[GIVEN INSTRUCTION] Locate all lines with the word "stroke" and copy them out.

[Excerpt from a dataset]
* * * * * * * * *

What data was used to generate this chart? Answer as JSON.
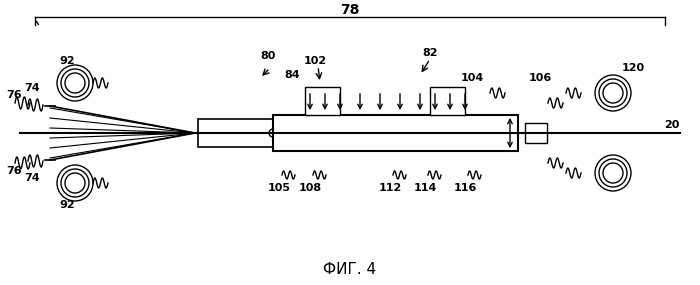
{
  "title": "ФИГ. 4",
  "label_78": "78",
  "label_80": "80",
  "label_82": "82",
  "label_84": "84",
  "label_20": "20",
  "label_74a": "74",
  "label_74b": "74",
  "label_76a": "76",
  "label_76b": "76",
  "label_92a": "92",
  "label_92b": "92",
  "label_102": "102",
  "label_104": "104",
  "label_105": "105",
  "label_106": "106",
  "label_108": "108",
  "label_112": "112",
  "label_114": "114",
  "label_116": "116",
  "label_120": "120",
  "bg_color": "#ffffff",
  "line_color": "#000000",
  "fig_width": 7.0,
  "fig_height": 2.85
}
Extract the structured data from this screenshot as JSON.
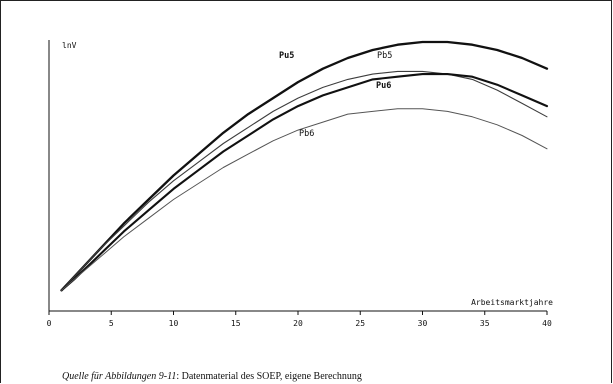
{
  "chart_data": {
    "type": "line",
    "ylabel": "lnV",
    "xlabel": "Arbeitsmarktjahre",
    "xlim": [
      0,
      40
    ],
    "xticks": [
      0,
      5,
      10,
      15,
      20,
      25,
      30,
      35,
      40
    ],
    "ylim": [
      0,
      1
    ],
    "y_tick_labels": false,
    "grid": false,
    "series": [
      {
        "name": "Pu5",
        "label_bold": true,
        "stroke": "#111111",
        "x": [
          1,
          2,
          4,
          6,
          8,
          10,
          12,
          14,
          16,
          18,
          20,
          22,
          24,
          26,
          28,
          30,
          32,
          34,
          36,
          38,
          40
        ],
        "y": [
          0.04,
          0.09,
          0.19,
          0.29,
          0.38,
          0.47,
          0.55,
          0.63,
          0.7,
          0.76,
          0.82,
          0.87,
          0.91,
          0.94,
          0.96,
          0.97,
          0.97,
          0.96,
          0.94,
          0.91,
          0.87
        ]
      },
      {
        "name": "Pb5",
        "label_bold": false,
        "stroke": "#3d3d3d",
        "x": [
          1,
          2,
          4,
          6,
          8,
          10,
          12,
          14,
          16,
          18,
          20,
          22,
          24,
          26,
          28,
          30,
          32,
          34,
          36,
          38,
          40
        ],
        "y": [
          0.04,
          0.09,
          0.19,
          0.28,
          0.37,
          0.45,
          0.52,
          0.59,
          0.65,
          0.71,
          0.76,
          0.8,
          0.83,
          0.85,
          0.86,
          0.86,
          0.85,
          0.83,
          0.79,
          0.74,
          0.69
        ]
      },
      {
        "name": "Pu6",
        "label_bold": true,
        "stroke": "#111111",
        "x": [
          1,
          2,
          4,
          6,
          8,
          10,
          12,
          14,
          16,
          18,
          20,
          22,
          24,
          26,
          28,
          30,
          32,
          34,
          36,
          38,
          40
        ],
        "y": [
          0.04,
          0.08,
          0.17,
          0.26,
          0.34,
          0.42,
          0.49,
          0.56,
          0.62,
          0.68,
          0.73,
          0.77,
          0.8,
          0.83,
          0.84,
          0.85,
          0.85,
          0.84,
          0.81,
          0.77,
          0.73
        ]
      },
      {
        "name": "Pb6",
        "label_bold": false,
        "stroke": "#555555",
        "x": [
          1,
          2,
          4,
          6,
          8,
          10,
          12,
          14,
          16,
          18,
          20,
          22,
          24,
          26,
          28,
          30,
          32,
          34,
          36,
          38,
          40
        ],
        "y": [
          0.04,
          0.08,
          0.16,
          0.24,
          0.31,
          0.38,
          0.44,
          0.5,
          0.55,
          0.6,
          0.64,
          0.67,
          0.7,
          0.71,
          0.72,
          0.72,
          0.71,
          0.69,
          0.66,
          0.62,
          0.57
        ]
      }
    ]
  },
  "source_note": {
    "prefix": "Quelle für Abbildungen 9-11",
    "text": ": Datenmaterial des SOEP, eigene Berechnung"
  },
  "colors": {
    "frame": "#222222",
    "axis": "#111111"
  }
}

* * * * * * * * *

[ANSWER TO THE TASK]
        "stroke": "#111111",
        "stroke": "#3d3d3d",
        "stroke": "#111111",
        "stroke": "#555555",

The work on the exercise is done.